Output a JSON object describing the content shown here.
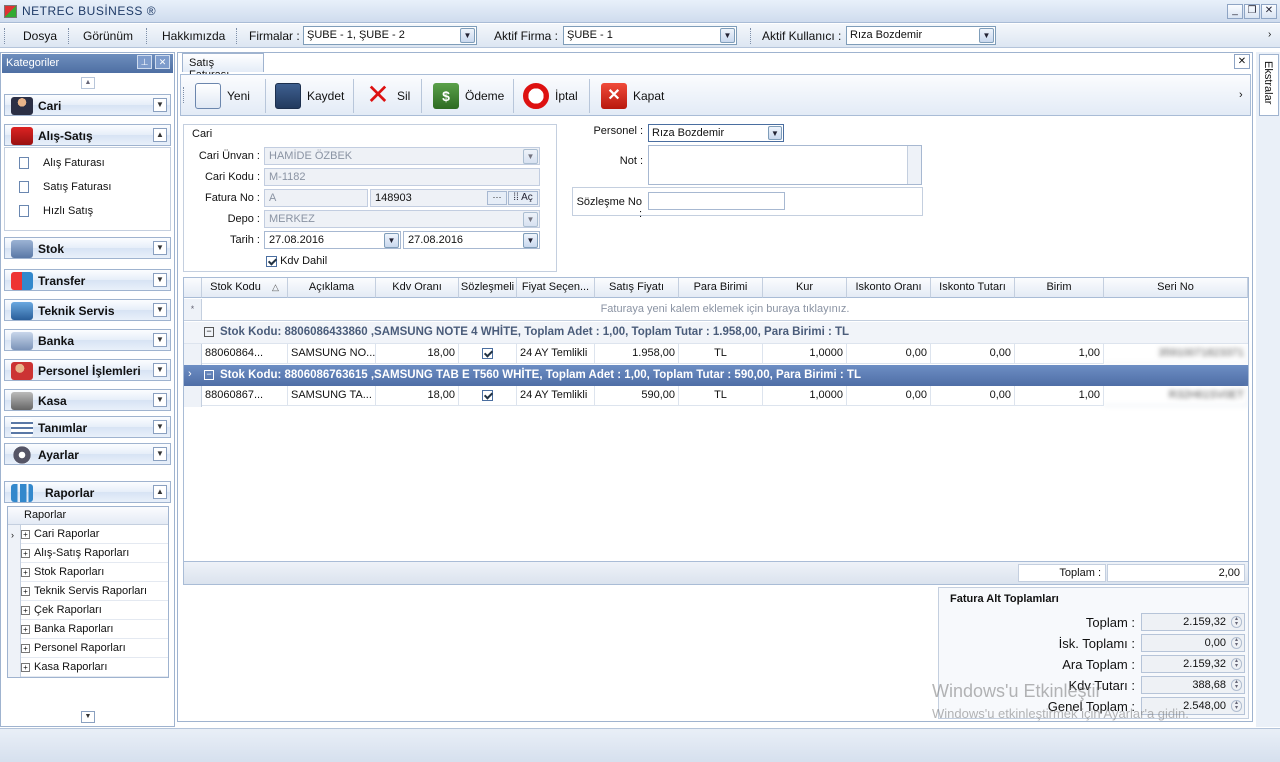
{
  "window": {
    "title": "NETREC BUSİNESS ®"
  },
  "menu": {
    "items": [
      "Dosya",
      "Görünüm",
      "Hakkımızda"
    ],
    "firmalar_label": "Firmalar :",
    "firmalar_value": "ŞUBE - 1, ŞUBE - 2",
    "aktif_firma_label": "Aktif Firma :",
    "aktif_firma_value": "ŞUBE - 1",
    "aktif_kullanici_label": "Aktif Kullanıcı :",
    "aktif_kullanici_value": "Rıza Bozdemir"
  },
  "sidebar": {
    "title": "Kategoriler",
    "groups": [
      "Cari",
      "Alış-Satış",
      "Stok",
      "Transfer",
      "Teknik Servis",
      "Banka",
      "Personel İşlemleri",
      "Kasa",
      "Tanımlar",
      "Ayarlar",
      "Raporlar"
    ],
    "alis_satis_items": [
      "Alış Faturası",
      "Satış Faturası",
      "Hızlı Satış"
    ],
    "raporlar_header": "Raporlar",
    "raporlar_items": [
      "Cari Raporlar",
      "Alış-Satış Raporları",
      "Stok Raporları",
      "Teknik Servis Raporları",
      "Çek Raporları",
      "Banka Raporları",
      "Personel Raporları",
      "Kasa Raporları"
    ]
  },
  "right_strip": {
    "label": "Ekstralar"
  },
  "tab": {
    "label": "Satış Faturası"
  },
  "toolbar": {
    "yeni": "Yeni",
    "kaydet": "Kaydet",
    "sil": "Sil",
    "odeme": "Ödeme",
    "iptal": "İptal",
    "kapat": "Kapat"
  },
  "cari": {
    "group_title": "Cari",
    "unvan_label": "Cari Ünvan :",
    "unvan_value": "HAMİDE ÖZBEK",
    "kod_label": "Cari Kodu :",
    "kod_value": "M-1182",
    "fatura_label": "Fatura No :",
    "fatura_seri": "A",
    "fatura_no": "148903",
    "ac_label": "Aç",
    "depo_label": "Depo :",
    "depo_value": "MERKEZ",
    "tarih_label": "Tarih :",
    "tarih1": "27.08.2016",
    "tarih2": "27.08.2016",
    "kdv_dahil": "Kdv Dahil"
  },
  "personel": {
    "label": "Personel :",
    "value": "Rıza Bozdemir",
    "not_label": "Not :",
    "sozlesme_label": "Sözleşme No :"
  },
  "grid": {
    "columns": [
      "Stok Kodu",
      "Açıklama",
      "Kdv Oranı",
      "Sözleşmeli",
      "Fiyat Seçen...",
      "Satış Fiyatı",
      "Para Birimi",
      "Kur",
      "Iskonto Oranı",
      "Iskonto Tutarı",
      "Birim",
      "Seri No"
    ],
    "new_row_hint": "Faturaya yeni kalem eklemek için buraya tıklayınız.",
    "groups": [
      {
        "header": "Stok Kodu: 8806086433860 ,SAMSUNG NOTE 4 WHİTE, Toplam Adet : 1,00, Toplam Tutar : 1.958,00, Para Birimi : TL",
        "row": {
          "stok_kodu": "88060864...",
          "aciklama": "SAMSUNG NO...",
          "kdv": "18,00",
          "fiyat_secenek": "24 AY Temlikli",
          "satis_fiyati": "1.958,00",
          "para_birimi": "TL",
          "kur": "1,0000",
          "iskonto_orani": "0,00",
          "iskonto_tutari": "0,00",
          "birim": "1,00",
          "seri_no": "35910071823371"
        }
      },
      {
        "header": "Stok Kodu: 8806086763615 ,SAMSUNG TAB E T560 WHİTE, Toplam Adet : 1,00, Toplam Tutar : 590,00, Para Birimi : TL",
        "row": {
          "stok_kodu": "88060867...",
          "aciklama": "SAMSUNG TA...",
          "kdv": "18,00",
          "fiyat_secenek": "24 AY Temlikli",
          "satis_fiyati": "590,00",
          "para_birimi": "TL",
          "kur": "1,0000",
          "iskonto_orani": "0,00",
          "iskonto_tutari": "0,00",
          "birim": "1,00",
          "seri_no": "R32H61SV0ET"
        }
      }
    ],
    "footer_label": "Toplam :",
    "footer_value": "2,00"
  },
  "totals": {
    "title": "Fatura Alt Toplamları",
    "rows": [
      {
        "label": "Toplam :",
        "value": "2.159,32"
      },
      {
        "label": "İsk. Toplamı :",
        "value": "0,00"
      },
      {
        "label": "Ara Toplam :",
        "value": "2.159,32"
      },
      {
        "label": "Kdv Tutarı :",
        "value": "388,68"
      },
      {
        "label": "Genel Toplam :",
        "value": "2.548,00"
      }
    ]
  },
  "watermark": {
    "line1": "Windows'u Etkinleştir",
    "line2": "Windows'u etkinleştirmek için Ayarlar'a gidin."
  }
}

────────

TASK DIRECTIONS: Copy out every line in the entries above that holds "ŞUBE".

PROBLEM SOLUTION:
    "firmalar_value": "ŞUBE - 1, ŞUBE - 2",
    "aktif_firma_value": "ŞUBE - 1",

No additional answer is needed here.